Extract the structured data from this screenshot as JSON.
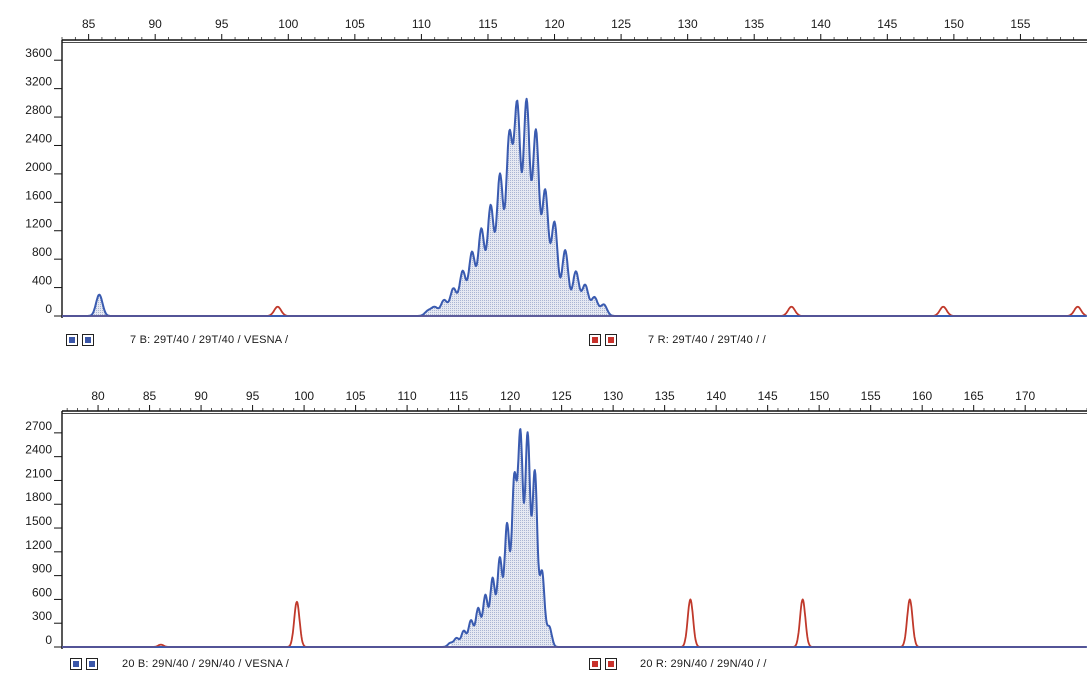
{
  "colors": {
    "blue_trace": "#3a5bb0",
    "blue_fill": "#aab5d3",
    "red_trace": "#c0392b",
    "axis": "#111111"
  },
  "panels": [
    {
      "footer_blue": "7 B: 29T/40 / 29T/40 / VESNA /",
      "footer_red": "7 R: 29T/40 / 29T/40 /  /"
    },
    {
      "footer_blue": "20 B: 29N/40 / 29N/40 / VESNA /",
      "footer_red": "20 R: 29N/40 / 29N/40 /  /"
    }
  ],
  "chart_data": [
    {
      "type": "line",
      "title": "",
      "xlabel": "",
      "ylabel": "",
      "x_ticks": [
        85,
        90,
        95,
        100,
        105,
        110,
        115,
        120,
        125,
        130,
        135,
        140,
        145,
        150,
        155
      ],
      "y_ticks": [
        0,
        400,
        800,
        1200,
        1600,
        2000,
        2400,
        2800,
        3200,
        3600
      ],
      "xlim": [
        83,
        160
      ],
      "ylim": [
        0,
        3800
      ],
      "grid": false,
      "series": [
        {
          "color": "blue",
          "filled": true,
          "peaks": [
            {
              "x": 85.8,
              "y": 300
            },
            {
              "x": 110.5,
              "y": 70
            },
            {
              "x": 111.0,
              "y": 120
            },
            {
              "x": 111.7,
              "y": 220
            },
            {
              "x": 112.4,
              "y": 380
            },
            {
              "x": 113.1,
              "y": 620
            },
            {
              "x": 113.8,
              "y": 880
            },
            {
              "x": 114.5,
              "y": 1200
            },
            {
              "x": 115.2,
              "y": 1520
            },
            {
              "x": 115.9,
              "y": 1950
            },
            {
              "x": 116.6,
              "y": 2450
            },
            {
              "x": 117.2,
              "y": 2880
            },
            {
              "x": 117.9,
              "y": 2980
            },
            {
              "x": 118.6,
              "y": 2560
            },
            {
              "x": 119.3,
              "y": 1730
            },
            {
              "x": 120.0,
              "y": 1300
            },
            {
              "x": 120.8,
              "y": 920
            },
            {
              "x": 121.6,
              "y": 620
            },
            {
              "x": 122.3,
              "y": 430
            },
            {
              "x": 123.0,
              "y": 260
            },
            {
              "x": 123.7,
              "y": 160
            }
          ]
        },
        {
          "color": "red",
          "filled": false,
          "peaks": [
            {
              "x": 99.2,
              "y": 130
            },
            {
              "x": 137.8,
              "y": 130
            },
            {
              "x": 149.2,
              "y": 130
            },
            {
              "x": 159.3,
              "y": 130
            }
          ]
        }
      ]
    },
    {
      "type": "line",
      "title": "",
      "xlabel": "",
      "ylabel": "",
      "x_ticks": [
        80,
        85,
        90,
        95,
        100,
        105,
        110,
        115,
        120,
        125,
        130,
        135,
        140,
        145,
        150,
        155,
        160,
        165,
        170
      ],
      "y_ticks": [
        0,
        300,
        600,
        900,
        1200,
        1500,
        1800,
        2100,
        2400,
        2700
      ],
      "xlim": [
        76.5,
        176
      ],
      "ylim": [
        0,
        2900
      ],
      "grid": false,
      "series": [
        {
          "color": "blue",
          "filled": true,
          "peaks": [
            {
              "x": 114.2,
              "y": 50
            },
            {
              "x": 114.8,
              "y": 110
            },
            {
              "x": 115.5,
              "y": 200
            },
            {
              "x": 116.2,
              "y": 330
            },
            {
              "x": 116.9,
              "y": 480
            },
            {
              "x": 117.6,
              "y": 640
            },
            {
              "x": 118.3,
              "y": 850
            },
            {
              "x": 119.0,
              "y": 1100
            },
            {
              "x": 119.7,
              "y": 1520
            },
            {
              "x": 120.4,
              "y": 2050
            },
            {
              "x": 121.0,
              "y": 2620
            },
            {
              "x": 121.7,
              "y": 2640
            },
            {
              "x": 122.4,
              "y": 2180
            },
            {
              "x": 123.1,
              "y": 930
            },
            {
              "x": 123.8,
              "y": 250
            }
          ]
        },
        {
          "color": "red",
          "filled": false,
          "peaks": [
            {
              "x": 86.1,
              "y": 30
            },
            {
              "x": 99.3,
              "y": 570
            },
            {
              "x": 137.5,
              "y": 600
            },
            {
              "x": 148.4,
              "y": 600
            },
            {
              "x": 158.8,
              "y": 600
            }
          ]
        }
      ]
    }
  ]
}
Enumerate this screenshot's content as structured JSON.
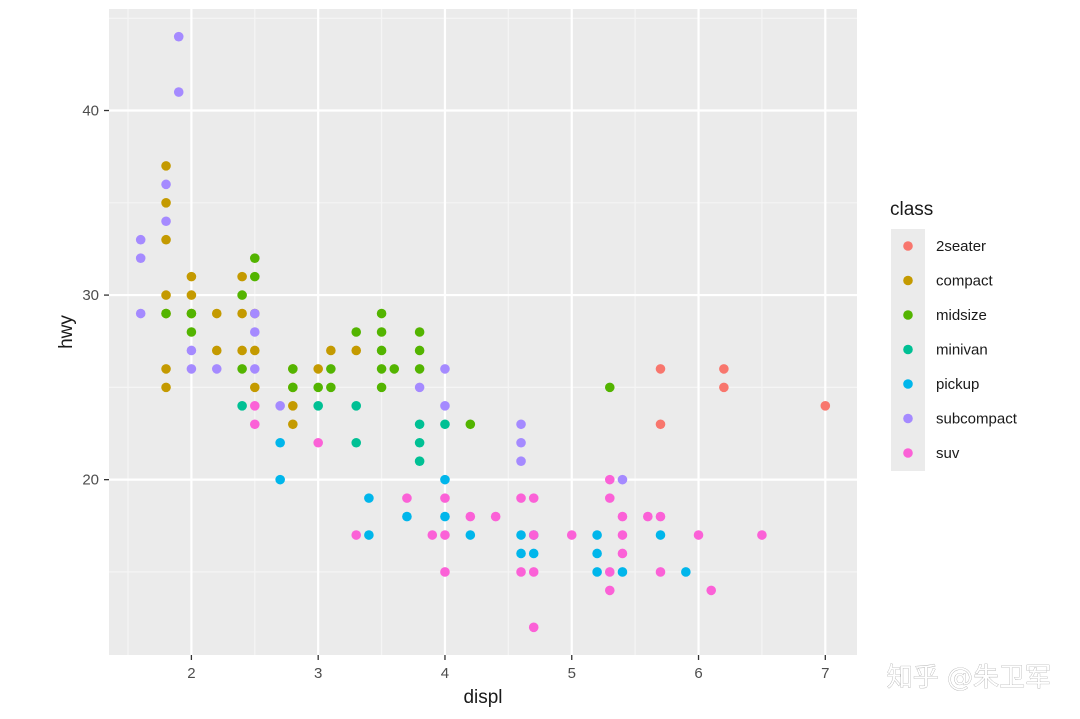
{
  "watermark": "知乎 @朱卫军",
  "colors": {
    "panel_bg": "#ebebeb",
    "grid_major": "#ffffff",
    "grid_minor": "#f5f5f5",
    "legend_key_bg": "#ebebeb"
  },
  "chart_data": {
    "type": "scatter",
    "xlabel": "displ",
    "ylabel": "hwy",
    "xlim": [
      1.35,
      7.25
    ],
    "ylim": [
      10.5,
      45.5
    ],
    "xticks": [
      2,
      3,
      4,
      5,
      6,
      7
    ],
    "yticks": [
      20,
      30,
      40
    ],
    "grid": true,
    "legend": {
      "title": "class",
      "position": "right"
    },
    "series": [
      {
        "name": "2seater",
        "color": "#F8766D",
        "points": [
          [
            5.7,
            26
          ],
          [
            5.7,
            23
          ],
          [
            6.2,
            26
          ],
          [
            6.2,
            25
          ],
          [
            7.0,
            24
          ]
        ]
      },
      {
        "name": "compact",
        "color": "#C49A00",
        "points": [
          [
            1.8,
            37
          ],
          [
            1.8,
            35
          ],
          [
            1.8,
            33
          ],
          [
            1.8,
            30
          ],
          [
            1.8,
            29
          ],
          [
            1.8,
            26
          ],
          [
            1.8,
            25
          ],
          [
            2.0,
            31
          ],
          [
            2.0,
            30
          ],
          [
            2.0,
            29
          ],
          [
            2.2,
            29
          ],
          [
            2.2,
            27
          ],
          [
            2.4,
            31
          ],
          [
            2.4,
            29
          ],
          [
            2.4,
            27
          ],
          [
            2.5,
            29
          ],
          [
            2.5,
            27
          ],
          [
            2.5,
            25
          ],
          [
            2.8,
            26
          ],
          [
            2.8,
            25
          ],
          [
            2.8,
            24
          ],
          [
            2.8,
            23
          ],
          [
            3.0,
            26
          ],
          [
            3.1,
            27
          ],
          [
            3.3,
            27
          ]
        ]
      },
      {
        "name": "midsize",
        "color": "#53B400",
        "points": [
          [
            1.8,
            29
          ],
          [
            2.0,
            29
          ],
          [
            2.0,
            28
          ],
          [
            2.4,
            30
          ],
          [
            2.4,
            26
          ],
          [
            2.5,
            32
          ],
          [
            2.5,
            31
          ],
          [
            2.8,
            26
          ],
          [
            2.8,
            25
          ],
          [
            3.0,
            25
          ],
          [
            3.1,
            26
          ],
          [
            3.1,
            25
          ],
          [
            3.3,
            28
          ],
          [
            3.5,
            29
          ],
          [
            3.5,
            28
          ],
          [
            3.5,
            27
          ],
          [
            3.5,
            26
          ],
          [
            3.5,
            25
          ],
          [
            3.6,
            26
          ],
          [
            3.8,
            28
          ],
          [
            3.8,
            27
          ],
          [
            3.8,
            26
          ],
          [
            4.2,
            23
          ],
          [
            5.3,
            25
          ]
        ]
      },
      {
        "name": "minivan",
        "color": "#00C094",
        "points": [
          [
            2.4,
            24
          ],
          [
            3.0,
            24
          ],
          [
            3.3,
            24
          ],
          [
            3.3,
            22
          ],
          [
            3.8,
            23
          ],
          [
            3.8,
            22
          ],
          [
            3.8,
            21
          ],
          [
            4.0,
            23
          ]
        ]
      },
      {
        "name": "pickup",
        "color": "#00B6EB",
        "points": [
          [
            2.7,
            22
          ],
          [
            2.7,
            20
          ],
          [
            3.4,
            19
          ],
          [
            3.4,
            17
          ],
          [
            3.7,
            18
          ],
          [
            4.0,
            20
          ],
          [
            4.0,
            18
          ],
          [
            4.2,
            17
          ],
          [
            4.6,
            17
          ],
          [
            4.6,
            16
          ],
          [
            4.7,
            17
          ],
          [
            4.7,
            16
          ],
          [
            5.2,
            17
          ],
          [
            5.2,
            16
          ],
          [
            5.2,
            15
          ],
          [
            5.4,
            15
          ],
          [
            5.7,
            17
          ],
          [
            5.9,
            15
          ]
        ]
      },
      {
        "name": "subcompact",
        "color": "#A58AFF",
        "points": [
          [
            1.6,
            33
          ],
          [
            1.6,
            32
          ],
          [
            1.6,
            29
          ],
          [
            1.8,
            36
          ],
          [
            1.8,
            34
          ],
          [
            1.9,
            44
          ],
          [
            1.9,
            41
          ],
          [
            2.0,
            27
          ],
          [
            2.0,
            26
          ],
          [
            2.2,
            26
          ],
          [
            2.5,
            29
          ],
          [
            2.5,
            28
          ],
          [
            2.5,
            26
          ],
          [
            2.7,
            24
          ],
          [
            3.8,
            25
          ],
          [
            4.0,
            26
          ],
          [
            4.0,
            24
          ],
          [
            4.6,
            23
          ],
          [
            4.6,
            22
          ],
          [
            4.6,
            21
          ],
          [
            5.4,
            20
          ]
        ]
      },
      {
        "name": "suv",
        "color": "#FB61D7",
        "points": [
          [
            2.5,
            24
          ],
          [
            2.5,
            23
          ],
          [
            3.0,
            22
          ],
          [
            3.3,
            17
          ],
          [
            3.7,
            19
          ],
          [
            3.9,
            17
          ],
          [
            4.0,
            19
          ],
          [
            4.0,
            17
          ],
          [
            4.0,
            15
          ],
          [
            4.2,
            18
          ],
          [
            4.4,
            18
          ],
          [
            4.6,
            19
          ],
          [
            4.6,
            15
          ],
          [
            4.7,
            19
          ],
          [
            4.7,
            17
          ],
          [
            4.7,
            15
          ],
          [
            4.7,
            12
          ],
          [
            5.0,
            17
          ],
          [
            5.3,
            20
          ],
          [
            5.3,
            19
          ],
          [
            5.3,
            15
          ],
          [
            5.3,
            14
          ],
          [
            5.4,
            18
          ],
          [
            5.4,
            17
          ],
          [
            5.4,
            16
          ],
          [
            5.6,
            18
          ],
          [
            5.7,
            18
          ],
          [
            5.7,
            15
          ],
          [
            6.0,
            17
          ],
          [
            6.1,
            14
          ],
          [
            6.5,
            17
          ]
        ]
      }
    ]
  }
}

********

To be done
The lines to collect are those holding the string "ebebeb"; copy them all.

Exercise output
    "panel_bg": "#ebebeb",
    "legend_key_bg": "#ebebeb"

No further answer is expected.